## Your objective
Pick out the lines below that contain the string "支装的盒数" and copy them all.

## Stored rows
····················

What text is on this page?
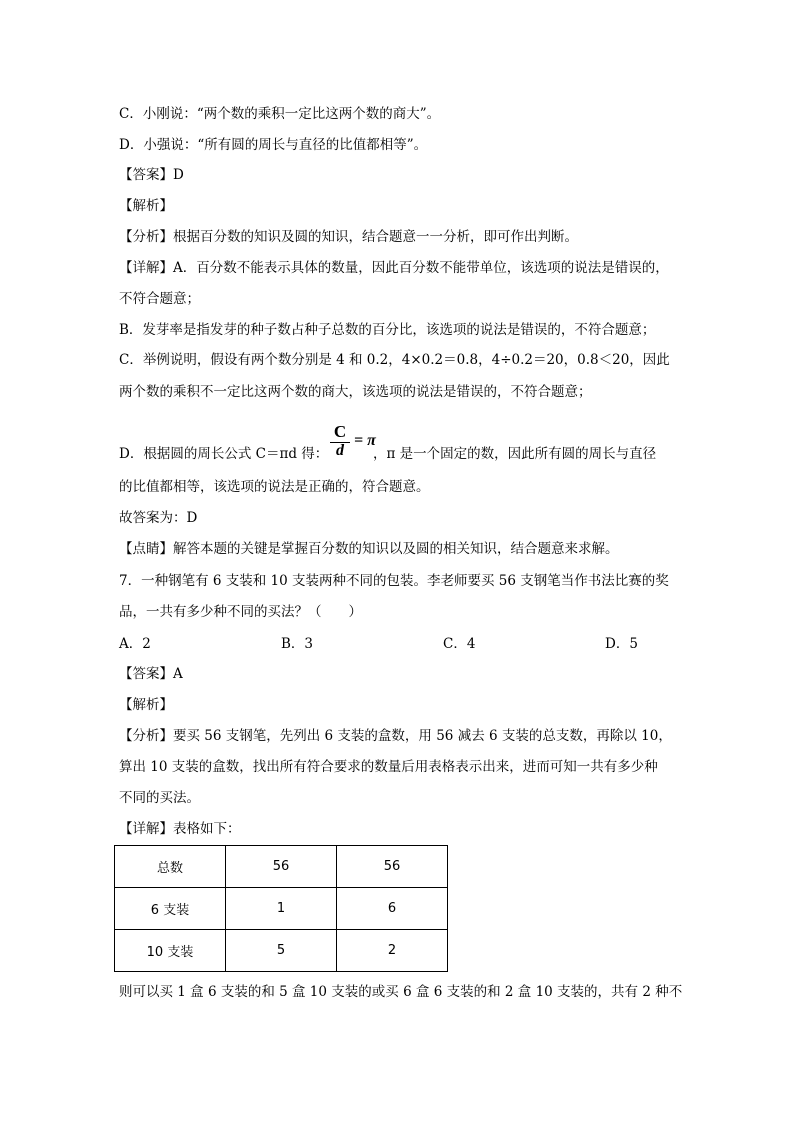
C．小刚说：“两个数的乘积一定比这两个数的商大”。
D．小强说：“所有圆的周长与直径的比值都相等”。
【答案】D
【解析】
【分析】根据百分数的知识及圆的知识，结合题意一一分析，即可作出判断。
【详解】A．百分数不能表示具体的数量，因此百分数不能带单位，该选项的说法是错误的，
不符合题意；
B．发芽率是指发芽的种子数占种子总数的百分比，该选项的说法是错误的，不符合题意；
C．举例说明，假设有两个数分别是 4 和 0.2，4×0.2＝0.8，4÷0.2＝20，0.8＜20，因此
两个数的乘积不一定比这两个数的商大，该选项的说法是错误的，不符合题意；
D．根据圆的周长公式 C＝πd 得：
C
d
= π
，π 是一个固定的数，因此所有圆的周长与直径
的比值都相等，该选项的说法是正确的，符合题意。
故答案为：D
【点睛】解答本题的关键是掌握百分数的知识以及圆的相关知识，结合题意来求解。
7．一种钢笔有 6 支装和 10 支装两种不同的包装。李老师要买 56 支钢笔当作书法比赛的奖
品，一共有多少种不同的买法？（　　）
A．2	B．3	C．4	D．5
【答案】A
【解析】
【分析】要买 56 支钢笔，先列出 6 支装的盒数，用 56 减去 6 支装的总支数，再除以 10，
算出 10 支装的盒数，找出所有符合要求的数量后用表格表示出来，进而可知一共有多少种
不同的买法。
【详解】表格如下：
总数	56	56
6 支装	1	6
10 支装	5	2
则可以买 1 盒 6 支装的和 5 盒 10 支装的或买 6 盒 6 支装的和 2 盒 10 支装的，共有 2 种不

····················

## Written response
【分析】要买 56 支钢笔，先列出 6 支装的盒数，用 56 减去 6 支装的总支数，再除以 10，
算出 10 支装的盒数，找出所有符合要求的数量后用表格表示出来，进而可知一共有多少种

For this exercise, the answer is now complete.